-- Requirements --
Transcribe the data in full and exactly, omitting any pictures.

##### Extracted information

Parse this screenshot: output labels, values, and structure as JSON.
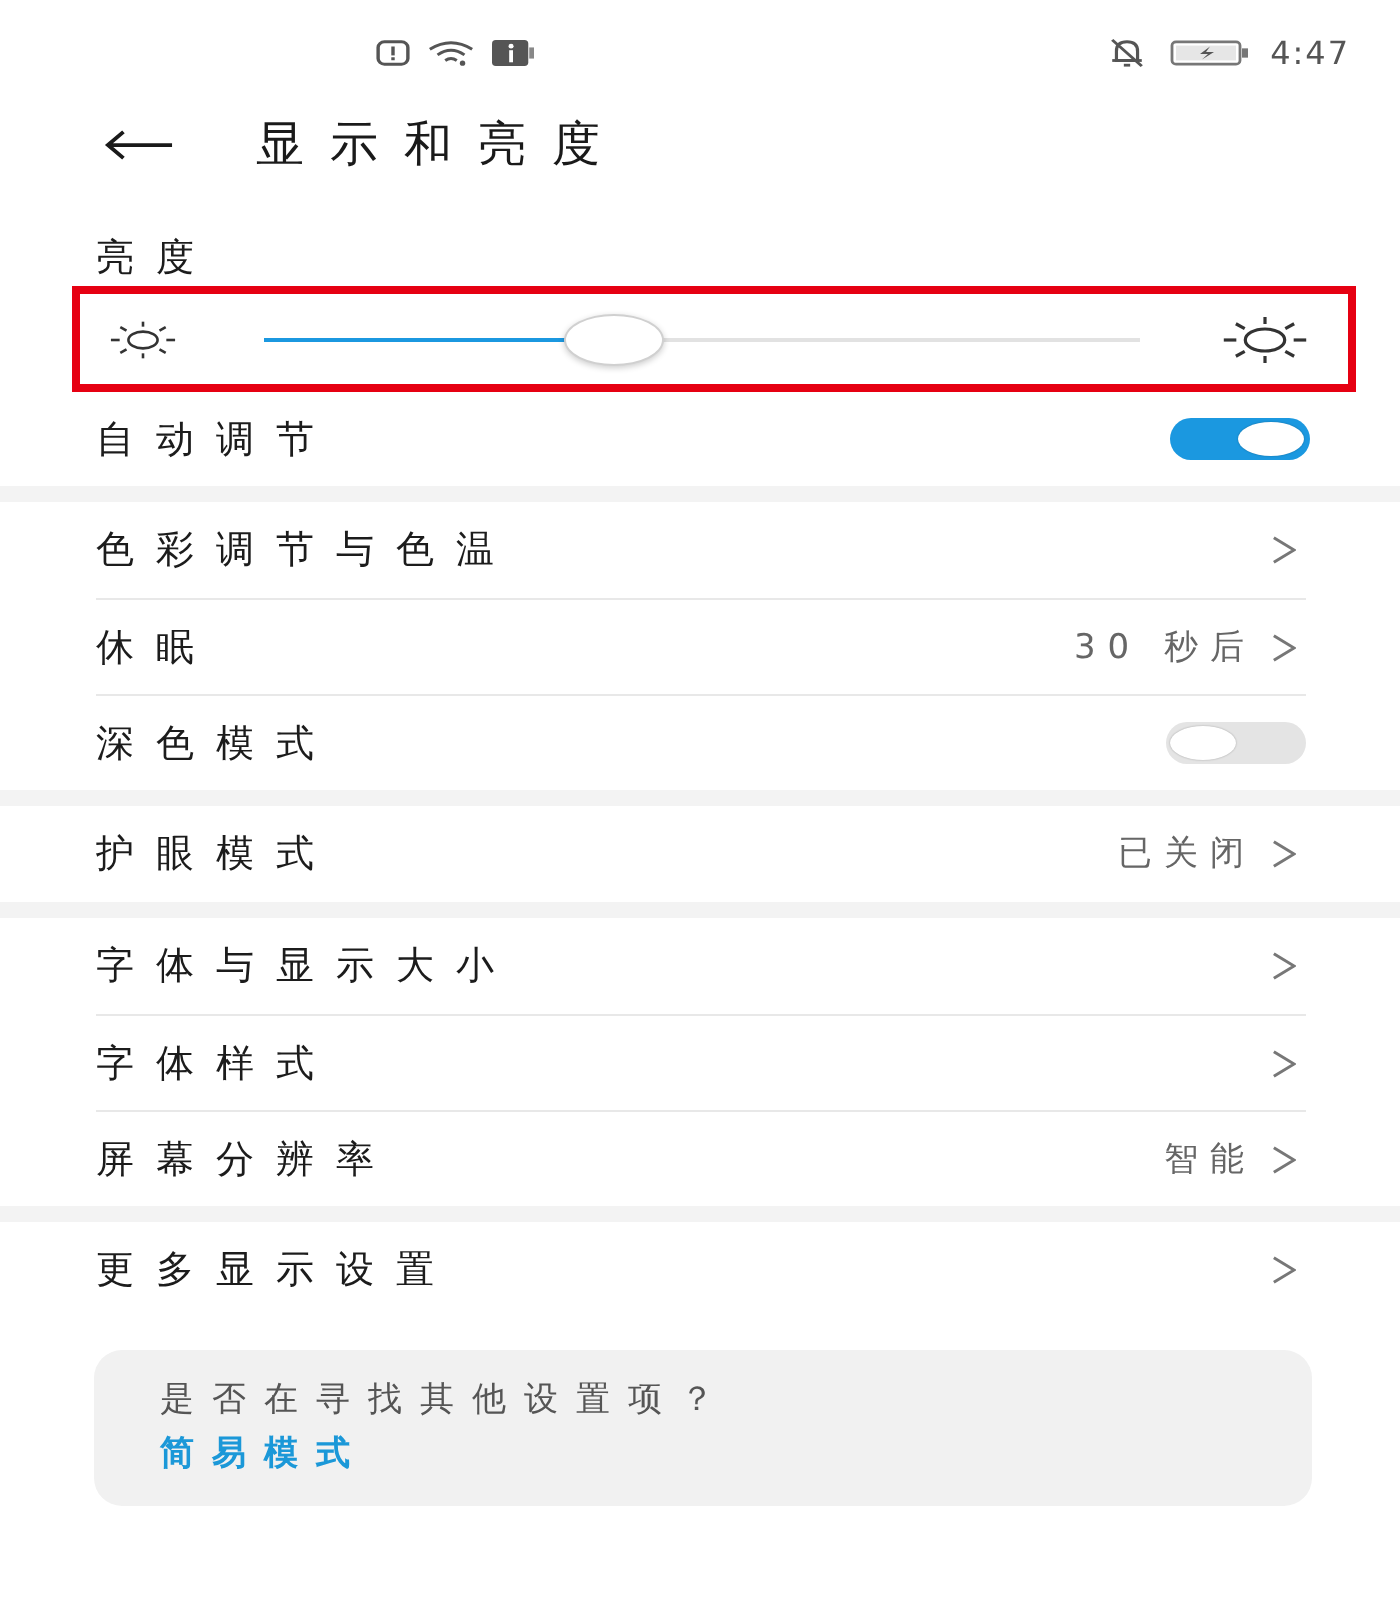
{
  "status_bar": {
    "time": "4:47"
  },
  "header": {
    "title": "显示和亮度"
  },
  "brightness": {
    "label": "亮度",
    "level": 0.4,
    "highlighted": true
  },
  "auto_adjust": {
    "label": "自动调节",
    "on": true
  },
  "groups": [
    {
      "items": [
        {
          "kind": "link",
          "label": "色彩调节与色温"
        },
        {
          "kind": "link",
          "label": "休眠",
          "value": "30 秒后"
        },
        {
          "kind": "toggle",
          "label": "深色模式",
          "on": false
        }
      ]
    },
    {
      "items": [
        {
          "kind": "link",
          "label": "护眼模式",
          "value": "已关闭"
        }
      ]
    },
    {
      "items": [
        {
          "kind": "link",
          "label": "字体与显示大小"
        },
        {
          "kind": "link",
          "label": "字体样式"
        },
        {
          "kind": "link",
          "label": "屏幕分辨率",
          "value": "智能"
        }
      ]
    },
    {
      "items": [
        {
          "kind": "link",
          "label": "更多显示设置"
        }
      ]
    }
  ],
  "suggestion": {
    "question": "是否在寻找其他设置项？",
    "link": "简易模式"
  }
}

##########

-- Answer below --
Parse this screenshot: output labels, values, and structure as JSON.
{
  "status_bar": {
    "time": "4:47"
  },
  "header": {
    "title": "显示和亮度"
  },
  "brightness": {
    "label": "亮度",
    "level": 0.4,
    "highlighted": true
  },
  "auto_adjust": {
    "label": "自动调节",
    "on": true
  },
  "groups": [
    {
      "items": [
        {
          "kind": "link",
          "label": "色彩调节与色温"
        },
        {
          "kind": "link",
          "label": "休眠",
          "value": "30 秒后"
        },
        {
          "kind": "toggle",
          "label": "深色模式",
          "on": false
        }
      ]
    },
    {
      "items": [
        {
          "kind": "link",
          "label": "护眼模式",
          "value": "已关闭"
        }
      ]
    },
    {
      "items": [
        {
          "kind": "link",
          "label": "字体与显示大小"
        },
        {
          "kind": "link",
          "label": "字体样式"
        },
        {
          "kind": "link",
          "label": "屏幕分辨率",
          "value": "智能"
        }
      ]
    },
    {
      "items": [
        {
          "kind": "link",
          "label": "更多显示设置"
        }
      ]
    }
  ],
  "suggestion": {
    "question": "是否在寻找其他设置项？",
    "link": "简易模式"
  }
}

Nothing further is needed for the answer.